(Stored items)

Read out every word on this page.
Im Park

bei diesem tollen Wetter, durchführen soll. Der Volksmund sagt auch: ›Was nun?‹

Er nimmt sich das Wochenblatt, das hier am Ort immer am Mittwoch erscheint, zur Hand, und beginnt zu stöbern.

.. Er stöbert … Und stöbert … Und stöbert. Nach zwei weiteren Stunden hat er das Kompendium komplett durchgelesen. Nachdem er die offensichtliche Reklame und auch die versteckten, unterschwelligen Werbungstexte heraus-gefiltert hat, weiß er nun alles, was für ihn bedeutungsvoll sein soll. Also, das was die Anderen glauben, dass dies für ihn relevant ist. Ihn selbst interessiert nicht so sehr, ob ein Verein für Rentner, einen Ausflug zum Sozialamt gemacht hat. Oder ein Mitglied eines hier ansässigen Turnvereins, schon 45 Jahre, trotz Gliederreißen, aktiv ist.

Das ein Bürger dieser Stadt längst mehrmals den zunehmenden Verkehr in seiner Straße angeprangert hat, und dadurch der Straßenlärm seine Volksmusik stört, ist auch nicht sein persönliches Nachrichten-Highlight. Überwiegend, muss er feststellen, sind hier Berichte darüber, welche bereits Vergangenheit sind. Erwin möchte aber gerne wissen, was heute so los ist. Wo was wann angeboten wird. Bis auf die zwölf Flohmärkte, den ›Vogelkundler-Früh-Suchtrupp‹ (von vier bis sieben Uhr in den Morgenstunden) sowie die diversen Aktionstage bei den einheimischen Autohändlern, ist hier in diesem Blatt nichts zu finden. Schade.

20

*WRITTEN INSTRUCTION:* Reproduce the data in its entirety, matching each character.

*TASK RESPONSE:*
Read out every word on this page.
Im Park

bei diesem tollen Wetter, durchführen soll. Der Volksmund sagt auch: ›Was nun?‹

Er nimmt sich das Wochenblatt, das hier am Ort immer am Mittwoch erscheint, zur Hand, und beginnt zu stöbern.

.. Er stöbert … Und stöbert … Und stöbert. Nach zwei weiteren Stunden hat er das Kompendium komplett durchgelesen. Nachdem er die offensichtliche Reklame und auch die versteckten, unterschwelligen Werbungstexte heraus-gefiltert hat, weiß er nun alles, was für ihn bedeutungsvoll sein soll. Also, das was die Anderen glauben, dass dies für ihn relevant ist. Ihn selbst interessiert nicht so sehr, ob ein Verein für Rentner, einen Ausflug zum Sozialamt gemacht hat. Oder ein Mitglied eines hier ansässigen Turnvereins, schon 45 Jahre, trotz Gliederreißen, aktiv ist.

Das ein Bürger dieser Stadt längst mehrmals den zunehmenden Verkehr in seiner Straße angeprangert hat, und dadurch der Straßenlärm seine Volksmusik stört, ist auch nicht sein persönliches Nachrichten-Highlight. Überwiegend, muss er feststellen, sind hier Berichte darüber, welche bereits Vergangenheit sind. Erwin möchte aber gerne wissen, was heute so los ist. Wo was wann angeboten wird. Bis auf die zwölf Flohmärkte, den ›Vogelkundler-Früh-Suchtrupp‹ (von vier bis sieben Uhr in den Morgenstunden) sowie die diversen Aktionstage bei den einheimischen Autohändlern, ist hier in diesem Blatt nichts zu finden. Schade.

20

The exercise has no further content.